- Instructions to follow:
What should come back is the data below, word for word, minus any picture.

____________________

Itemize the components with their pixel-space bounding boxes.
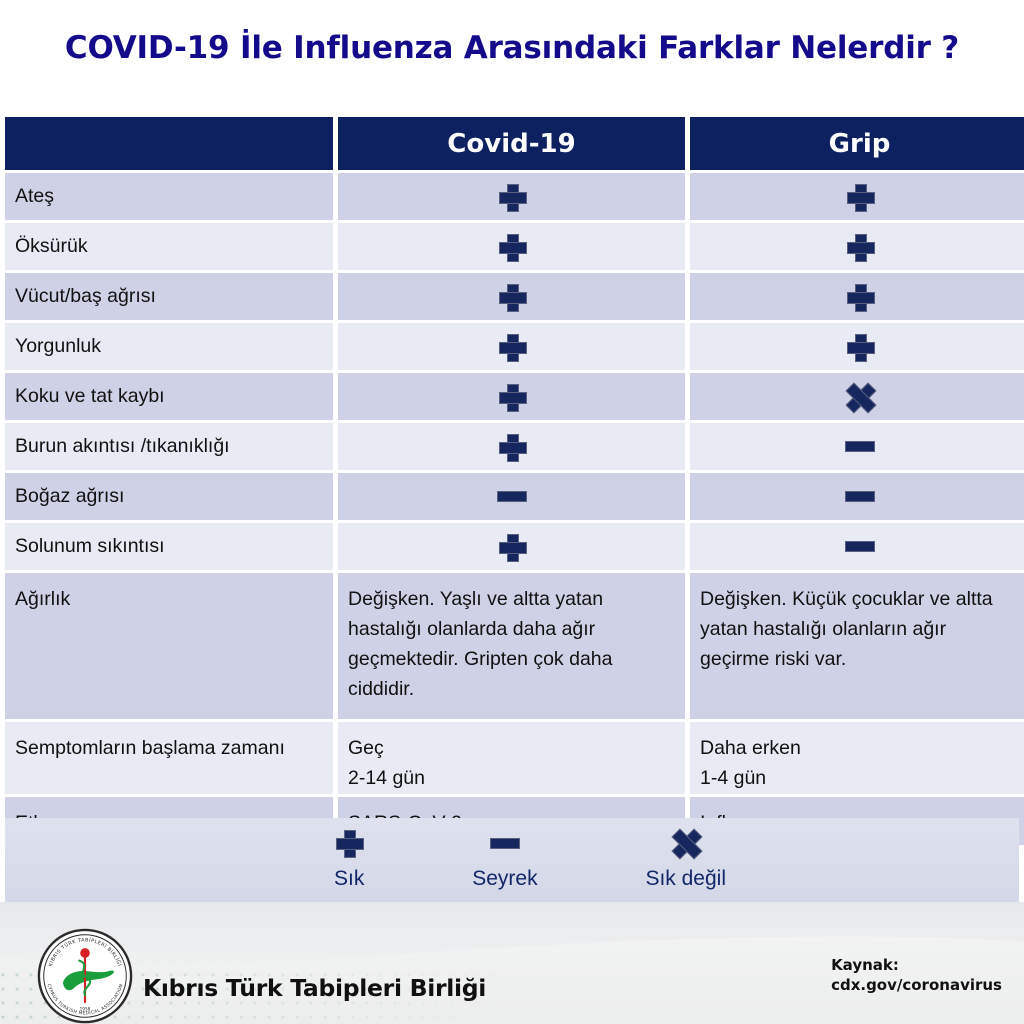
table-row: Koku ve tat kaybı xyxy=(5,373,1019,420)
legend-item: Sık değil xyxy=(645,828,726,891)
table-row: Vücut/baş ağrısı xyxy=(5,273,1019,320)
grip-cell: Daha erken 1-4 gün xyxy=(690,722,1024,794)
grip-cell xyxy=(690,523,1024,570)
table-row: Boğaz ağrısı xyxy=(5,473,1019,520)
covid-cell xyxy=(338,173,685,220)
covid-plus-icon xyxy=(499,284,525,310)
table-header-cell-grip: Grip xyxy=(690,117,1024,170)
covid-plus-icon xyxy=(499,434,525,460)
footer: KIBRIS TÜRK TABİPLERİ BİRLİĞİ CYPRUS TUR… xyxy=(0,902,1024,1024)
grip-cell xyxy=(690,423,1024,470)
grip-minus-icon xyxy=(845,491,875,502)
grip-plus-icon xyxy=(847,184,873,210)
covid-plus-icon xyxy=(499,384,525,410)
grip-cell xyxy=(690,173,1024,220)
table-body: AteşÖksürükVücut/baş ağrısıYorgunlukKoku… xyxy=(5,173,1019,845)
covid-plus-icon xyxy=(499,534,525,560)
source-credit: Kaynak: cdx.gov/coronavirus xyxy=(831,955,1002,995)
covid-plus-icon xyxy=(499,184,525,210)
logo-year: 1958 xyxy=(80,1007,91,1012)
legend-plus-icon xyxy=(336,830,362,856)
grip-cell: Değişken. Küçük çocuklar ve altta yatan … xyxy=(690,573,1024,719)
covid-cell xyxy=(338,373,685,420)
covid-cell: Değişken. Yaşlı ve altta yatan hastalığı… xyxy=(338,573,685,719)
covid-cell xyxy=(338,523,685,570)
ktto-logo: KIBRIS TÜRK TABİPLERİ BİRLİĞİ CYPRUS TUR… xyxy=(37,928,133,1024)
legend-cross-icon xyxy=(672,829,700,857)
legend: SıkSeyrekSık değil xyxy=(320,822,740,902)
table-row: Öksürük xyxy=(5,223,1019,270)
table-row: AğırlıkDeğişken. Yaşlı ve altta yatan ha… xyxy=(5,573,1019,719)
grip-minus-icon xyxy=(845,441,875,452)
grip-plus-icon xyxy=(847,234,873,260)
covid-cell: Geç 2-14 gün xyxy=(338,722,685,794)
infographic-page: COVID-19 İle Influenza Arasındaki Farkla… xyxy=(0,0,1024,1024)
row-label: Öksürük xyxy=(5,223,333,270)
row-label: Ateş xyxy=(5,173,333,220)
table-row: Yorgunluk xyxy=(5,323,1019,370)
source-url: cdx.gov/coronavirus xyxy=(831,975,1002,995)
grip-plus-icon xyxy=(847,334,873,360)
legend-item: Seyrek xyxy=(472,828,537,891)
covid-minus-icon xyxy=(497,491,527,502)
table-header-cell-covid: Covid-19 xyxy=(338,117,685,170)
table-header-cell-blank xyxy=(5,117,333,170)
table-row: Burun akıntısı /tıkanıklığı xyxy=(5,423,1019,470)
legend-symbol xyxy=(490,828,520,858)
table-row: Ateş xyxy=(5,173,1019,220)
legend-symbol xyxy=(672,828,700,858)
grip-cell xyxy=(690,373,1024,420)
covid-cell xyxy=(338,423,685,470)
grip-minus-icon xyxy=(845,541,875,552)
covid-plus-icon xyxy=(499,334,525,360)
organization-name: Kıbrıs Türk Tabipleri Birliği xyxy=(143,974,486,1002)
row-label: Semptomların başlama zamanı xyxy=(5,722,333,794)
grip-cell xyxy=(690,223,1024,270)
legend-minus-icon xyxy=(490,838,520,849)
row-label: Solunum sıkıntısı xyxy=(5,523,333,570)
grip-cross-icon xyxy=(846,383,874,411)
legend-label: Sık değil xyxy=(645,867,726,891)
row-label: Yorgunluk xyxy=(5,323,333,370)
grip-cell xyxy=(690,473,1024,520)
grip-plus-icon xyxy=(847,284,873,310)
legend-label: Sık xyxy=(334,867,364,891)
table-row: Solunum sıkıntısı xyxy=(5,523,1019,570)
covid-cell xyxy=(338,323,685,370)
table-header: Covid-19 Grip xyxy=(5,117,1019,170)
row-label: Burun akıntısı /tıkanıklığı xyxy=(5,423,333,470)
source-label: Kaynak: xyxy=(831,955,1002,975)
grip-cell xyxy=(690,323,1024,370)
legend-item: Sık xyxy=(334,828,364,891)
page-title: COVID-19 İle Influenza Arasındaki Farkla… xyxy=(0,30,1024,66)
row-label: Vücut/baş ağrısı xyxy=(5,273,333,320)
legend-symbol xyxy=(336,828,362,858)
table-row: Semptomların başlama zamanıGeç 2-14 günD… xyxy=(5,722,1019,794)
covid-cell xyxy=(338,473,685,520)
covid-cell xyxy=(338,273,685,320)
row-label: Boğaz ağrısı xyxy=(5,473,333,520)
row-label: Koku ve tat kaybı xyxy=(5,373,333,420)
row-label: Ağırlık xyxy=(5,573,333,719)
table-header-row: Covid-19 Grip xyxy=(5,117,1019,170)
comparison-table: Covid-19 Grip AteşÖksürükVücut/baş ağrıs… xyxy=(5,117,1019,845)
covid-cell xyxy=(338,223,685,270)
legend-label: Seyrek xyxy=(472,867,537,891)
covid-plus-icon xyxy=(499,234,525,260)
grip-cell xyxy=(690,273,1024,320)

____________________

- Answer to the problem:
Itemize the components with their pixel-space bounding boxes.
table-row: Koku ve tat kaybı xyxy=(5,373,1019,420)
legend-item: Sık değil xyxy=(645,828,726,891)
table-row: Vücut/baş ağrısı xyxy=(5,273,1019,320)
grip-cell: Daha erken 1-4 gün xyxy=(690,722,1024,794)
grip-cell xyxy=(690,523,1024,570)
table-row: Boğaz ağrısı xyxy=(5,473,1019,520)
covid-cell xyxy=(338,173,685,220)
covid-plus-icon xyxy=(499,284,525,310)
table-header-cell-grip: Grip xyxy=(690,117,1024,170)
covid-plus-icon xyxy=(499,434,525,460)
footer: KIBRIS TÜRK TABİPLERİ BİRLİĞİ CYPRUS TUR… xyxy=(0,902,1024,1024)
grip-cell xyxy=(690,423,1024,470)
grip-minus-icon xyxy=(845,491,875,502)
grip-plus-icon xyxy=(847,184,873,210)
covid-plus-icon xyxy=(499,384,525,410)
grip-cell xyxy=(690,173,1024,220)
table-body: AteşÖksürükVücut/baş ağrısıYorgunlukKoku… xyxy=(5,173,1019,845)
covid-plus-icon xyxy=(499,534,525,560)
source-credit: Kaynak: cdx.gov/coronavirus xyxy=(831,955,1002,995)
covid-plus-icon xyxy=(499,184,525,210)
logo-year: 1958 xyxy=(80,1007,91,1012)
legend-plus-icon xyxy=(336,830,362,856)
grip-cell: Değişken. Küçük çocuklar ve altta yatan … xyxy=(690,573,1024,719)
covid-cell xyxy=(338,373,685,420)
covid-cell: Değişken. Yaşlı ve altta yatan hastalığı… xyxy=(338,573,685,719)
covid-cell xyxy=(338,523,685,570)
ktto-logo: KIBRIS TÜRK TABİPLERİ BİRLİĞİ CYPRUS TUR… xyxy=(37,928,133,1024)
legend-cross-icon xyxy=(672,829,700,857)
legend: SıkSeyrekSık değil xyxy=(320,822,740,902)
table-row: Öksürük xyxy=(5,223,1019,270)
table-row: AğırlıkDeğişken. Yaşlı ve altta yatan ha… xyxy=(5,573,1019,719)
grip-minus-icon xyxy=(845,441,875,452)
grip-plus-icon xyxy=(847,234,873,260)
covid-cell: Geç 2-14 gün xyxy=(338,722,685,794)
infographic-page: COVID-19 İle Influenza Arasındaki Farkla… xyxy=(0,0,1024,1024)
row-label: Öksürük xyxy=(5,223,333,270)
row-label: Ateş xyxy=(5,173,333,220)
table-row: Yorgunluk xyxy=(5,323,1019,370)
source-url: cdx.gov/coronavirus xyxy=(831,975,1002,995)
grip-plus-icon xyxy=(847,334,873,360)
legend-item: Seyrek xyxy=(472,828,537,891)
covid-minus-icon xyxy=(497,491,527,502)
table-header-cell-covid: Covid-19 xyxy=(338,117,685,170)
table-header-cell-blank xyxy=(5,117,333,170)
table-row: Burun akıntısı /tıkanıklığı xyxy=(5,423,1019,470)
legend-symbol xyxy=(490,828,520,858)
table-row: Ateş xyxy=(5,173,1019,220)
legend-symbol xyxy=(672,828,700,858)
grip-cell xyxy=(690,373,1024,420)
covid-cell xyxy=(338,423,685,470)
grip-minus-icon xyxy=(845,541,875,552)
covid-plus-icon xyxy=(499,334,525,360)
organization-name: Kıbrıs Türk Tabipleri Birliği xyxy=(143,974,486,1002)
row-label: Semptomların başlama zamanı xyxy=(5,722,333,794)
grip-cell xyxy=(690,223,1024,270)
legend-minus-icon xyxy=(490,838,520,849)
row-label: Solunum sıkıntısı xyxy=(5,523,333,570)
grip-cross-icon xyxy=(846,383,874,411)
legend-label: Sık değil xyxy=(645,867,726,891)
row-label: Yorgunluk xyxy=(5,323,333,370)
grip-cell xyxy=(690,473,1024,520)
grip-plus-icon xyxy=(847,284,873,310)
legend-label: Sık xyxy=(334,867,364,891)
table-row: Solunum sıkıntısı xyxy=(5,523,1019,570)
covid-cell xyxy=(338,323,685,370)
table-header: Covid-19 Grip xyxy=(5,117,1019,170)
row-label: Burun akıntısı /tıkanıklığı xyxy=(5,423,333,470)
source-label: Kaynak: xyxy=(831,955,1002,975)
grip-cell xyxy=(690,323,1024,370)
legend-item: Sık xyxy=(334,828,364,891)
page-title: COVID-19 İle Influenza Arasındaki Farkla… xyxy=(0,30,1024,66)
row-label: Vücut/baş ağrısı xyxy=(5,273,333,320)
legend-symbol xyxy=(336,828,362,858)
table-row: Semptomların başlama zamanıGeç 2-14 günD… xyxy=(5,722,1019,794)
covid-cell xyxy=(338,473,685,520)
covid-cell xyxy=(338,273,685,320)
row-label: Boğaz ağrısı xyxy=(5,473,333,520)
row-label: Koku ve tat kaybı xyxy=(5,373,333,420)
row-label: Ağırlık xyxy=(5,573,333,719)
table-header-row: Covid-19 Grip xyxy=(5,117,1019,170)
comparison-table: Covid-19 Grip AteşÖksürükVücut/baş ağrıs… xyxy=(5,117,1019,845)
covid-cell xyxy=(338,223,685,270)
legend-label: Seyrek xyxy=(472,867,537,891)
covid-plus-icon xyxy=(499,234,525,260)
grip-cell xyxy=(690,273,1024,320)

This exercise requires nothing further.